- **INFORMATION SHOWN**
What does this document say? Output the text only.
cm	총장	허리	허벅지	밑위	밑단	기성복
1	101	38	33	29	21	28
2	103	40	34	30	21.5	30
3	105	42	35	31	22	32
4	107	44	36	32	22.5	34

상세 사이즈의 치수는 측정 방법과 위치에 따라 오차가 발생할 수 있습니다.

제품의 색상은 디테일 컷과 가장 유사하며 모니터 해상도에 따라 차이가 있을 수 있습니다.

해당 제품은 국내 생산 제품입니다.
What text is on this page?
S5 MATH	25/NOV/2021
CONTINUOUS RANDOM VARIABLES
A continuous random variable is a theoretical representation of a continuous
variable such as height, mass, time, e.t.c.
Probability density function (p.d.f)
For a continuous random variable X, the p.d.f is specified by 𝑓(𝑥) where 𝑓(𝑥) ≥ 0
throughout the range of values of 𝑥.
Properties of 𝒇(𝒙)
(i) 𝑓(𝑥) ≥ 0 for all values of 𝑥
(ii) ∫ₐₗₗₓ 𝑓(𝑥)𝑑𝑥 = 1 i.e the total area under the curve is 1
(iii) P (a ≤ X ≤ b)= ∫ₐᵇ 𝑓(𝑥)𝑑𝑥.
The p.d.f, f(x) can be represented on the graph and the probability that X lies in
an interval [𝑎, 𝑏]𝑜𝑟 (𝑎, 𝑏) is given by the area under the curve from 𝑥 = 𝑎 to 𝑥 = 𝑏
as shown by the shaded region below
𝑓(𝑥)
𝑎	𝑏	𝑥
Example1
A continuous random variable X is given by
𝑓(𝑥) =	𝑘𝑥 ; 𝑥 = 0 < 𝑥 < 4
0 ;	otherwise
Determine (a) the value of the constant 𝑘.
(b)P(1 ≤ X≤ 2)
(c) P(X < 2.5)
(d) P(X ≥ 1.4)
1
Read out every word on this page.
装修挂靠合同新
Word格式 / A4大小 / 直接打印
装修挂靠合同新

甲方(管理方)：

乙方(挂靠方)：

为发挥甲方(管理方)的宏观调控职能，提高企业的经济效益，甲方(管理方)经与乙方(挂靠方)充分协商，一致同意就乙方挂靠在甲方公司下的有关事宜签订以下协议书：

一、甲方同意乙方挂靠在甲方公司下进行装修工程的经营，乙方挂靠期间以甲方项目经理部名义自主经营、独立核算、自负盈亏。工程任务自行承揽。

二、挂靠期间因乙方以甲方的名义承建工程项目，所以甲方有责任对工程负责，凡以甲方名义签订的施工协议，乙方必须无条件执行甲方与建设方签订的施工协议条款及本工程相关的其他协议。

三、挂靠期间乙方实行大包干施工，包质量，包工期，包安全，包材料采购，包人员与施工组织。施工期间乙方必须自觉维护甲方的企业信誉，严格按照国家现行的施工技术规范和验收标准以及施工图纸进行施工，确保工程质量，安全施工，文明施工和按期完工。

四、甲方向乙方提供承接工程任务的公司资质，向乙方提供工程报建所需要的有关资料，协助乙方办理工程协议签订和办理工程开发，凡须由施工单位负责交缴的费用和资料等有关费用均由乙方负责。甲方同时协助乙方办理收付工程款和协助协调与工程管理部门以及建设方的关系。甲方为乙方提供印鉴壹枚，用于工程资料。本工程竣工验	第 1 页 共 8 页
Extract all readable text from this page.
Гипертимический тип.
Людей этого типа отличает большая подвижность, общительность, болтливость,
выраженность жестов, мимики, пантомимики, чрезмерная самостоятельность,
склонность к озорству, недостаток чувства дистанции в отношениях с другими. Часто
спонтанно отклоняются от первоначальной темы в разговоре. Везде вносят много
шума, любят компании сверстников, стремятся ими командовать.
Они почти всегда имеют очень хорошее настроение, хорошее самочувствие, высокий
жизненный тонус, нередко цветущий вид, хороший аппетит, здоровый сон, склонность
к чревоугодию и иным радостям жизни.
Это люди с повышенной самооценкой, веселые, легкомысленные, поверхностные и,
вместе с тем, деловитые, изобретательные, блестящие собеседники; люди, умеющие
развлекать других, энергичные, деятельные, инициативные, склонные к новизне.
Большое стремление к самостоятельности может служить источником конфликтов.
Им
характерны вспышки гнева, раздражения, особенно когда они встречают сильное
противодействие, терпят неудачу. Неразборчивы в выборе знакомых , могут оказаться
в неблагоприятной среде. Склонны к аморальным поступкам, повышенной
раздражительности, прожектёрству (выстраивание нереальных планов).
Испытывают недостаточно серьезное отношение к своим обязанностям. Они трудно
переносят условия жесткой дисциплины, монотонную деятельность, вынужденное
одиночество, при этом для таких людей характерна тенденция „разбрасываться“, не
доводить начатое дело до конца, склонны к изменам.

- **EXERCISE**
Please give back all of the records exactly as written.

- **EXERCISE RESPONSE**
What does this document say? Output the text only.
cm	총장	허리	허벅지	밑위	밑단	기성복
1	101	38	33	29	21	28
2	103	40	34	30	21.5	30
3	105	42	35	31	22	32
4	107	44	36	32	22.5	34

상세 사이즈의 치수는 측정 방법과 위치에 따라 오차가 발생할 수 있습니다.

제품의 색상은 디테일 컷과 가장 유사하며 모니터 해상도에 따라 차이가 있을 수 있습니다.

해당 제품은 국내 생산 제품입니다.
What text is on this page?
S5 MATH	25/NOV/2021
CONTINUOUS RANDOM VARIABLES
A continuous random variable is a theoretical representation of a continuous
variable such as height, mass, time, e.t.c.
Probability density function (p.d.f)
For a continuous random variable X, the p.d.f is specified by 𝑓(𝑥) where 𝑓(𝑥) ≥ 0
throughout the range of values of 𝑥.
Properties of 𝒇(𝒙)
(i) 𝑓(𝑥) ≥ 0 for all values of 𝑥
(ii) ∫ₐₗₗₓ 𝑓(𝑥)𝑑𝑥 = 1 i.e the total area under the curve is 1
(iii) P (a ≤ X ≤ b)= ∫ₐᵇ 𝑓(𝑥)𝑑𝑥.
The p.d.f, f(x) can be represented on the graph and the probability that X lies in
an interval [𝑎, 𝑏]𝑜𝑟 (𝑎, 𝑏) is given by the area under the curve from 𝑥 = 𝑎 to 𝑥 = 𝑏
as shown by the shaded region below
𝑓(𝑥)
𝑎	𝑏	𝑥
Example1
A continuous random variable X is given by
𝑓(𝑥) =	𝑘𝑥 ; 𝑥 = 0 < 𝑥 < 4
0 ;	otherwise
Determine (a) the value of the constant 𝑘.
(b)P(1 ≤ X≤ 2)
(c) P(X < 2.5)
(d) P(X ≥ 1.4)
1
Read out every word on this page.
装修挂靠合同新
Word格式 / A4大小 / 直接打印
装修挂靠合同新

甲方(管理方)：

乙方(挂靠方)：

为发挥甲方(管理方)的宏观调控职能，提高企业的经济效益，甲方(管理方)经与乙方(挂靠方)充分协商，一致同意就乙方挂靠在甲方公司下的有关事宜签订以下协议书：

一、甲方同意乙方挂靠在甲方公司下进行装修工程的经营，乙方挂靠期间以甲方项目经理部名义自主经营、独立核算、自负盈亏。工程任务自行承揽。

二、挂靠期间因乙方以甲方的名义承建工程项目，所以甲方有责任对工程负责，凡以甲方名义签订的施工协议，乙方必须无条件执行甲方与建设方签订的施工协议条款及本工程相关的其他协议。

三、挂靠期间乙方实行大包干施工，包质量，包工期，包安全，包材料采购，包人员与施工组织。施工期间乙方必须自觉维护甲方的企业信誉，严格按照国家现行的施工技术规范和验收标准以及施工图纸进行施工，确保工程质量，安全施工，文明施工和按期完工。

四、甲方向乙方提供承接工程任务的公司资质，向乙方提供工程报建所需要的有关资料，协助乙方办理工程协议签订和办理工程开发，凡须由施工单位负责交缴的费用和资料等有关费用均由乙方负责。甲方同时协助乙方办理收付工程款和协助协调与工程管理部门以及建设方的关系。甲方为乙方提供印鉴壹枚，用于工程资料。本工程竣工验	第 1 页 共 8 页
Extract all readable text from this page.
Гипертимический тип.
Людей этого типа отличает большая подвижность, общительность, болтливость,
выраженность жестов, мимики, пантомимики, чрезмерная самостоятельность,
склонность к озорству, недостаток чувства дистанции в отношениях с другими. Часто
спонтанно отклоняются от первоначальной темы в разговоре. Везде вносят много
шума, любят компании сверстников, стремятся ими командовать.
Они почти всегда имеют очень хорошее настроение, хорошее самочувствие, высокий
жизненный тонус, нередко цветущий вид, хороший аппетит, здоровый сон, склонность
к чревоугодию и иным радостям жизни.
Это люди с повышенной самооценкой, веселые, легкомысленные, поверхностные и,
вместе с тем, деловитые, изобретательные, блестящие собеседники; люди, умеющие
развлекать других, энергичные, деятельные, инициативные, склонные к новизне.
Большое стремление к самостоятельности может служить источником конфликтов.
Им
характерны вспышки гнева, раздражения, особенно когда они встречают сильное
противодействие, терпят неудачу. Неразборчивы в выборе знакомых , могут оказаться
в неблагоприятной среде. Склонны к аморальным поступкам, повышенной
раздражительности, прожектёрству (выстраивание нереальных планов).
Испытывают недостаточно серьезное отношение к своим обязанностям. Они трудно
переносят условия жесткой дисциплины, монотонную деятельность, вынужденное
одиночество, при этом для таких людей характерна тенденция „разбрасываться“, не
доводить начатое дело до конца, склонны к изменам.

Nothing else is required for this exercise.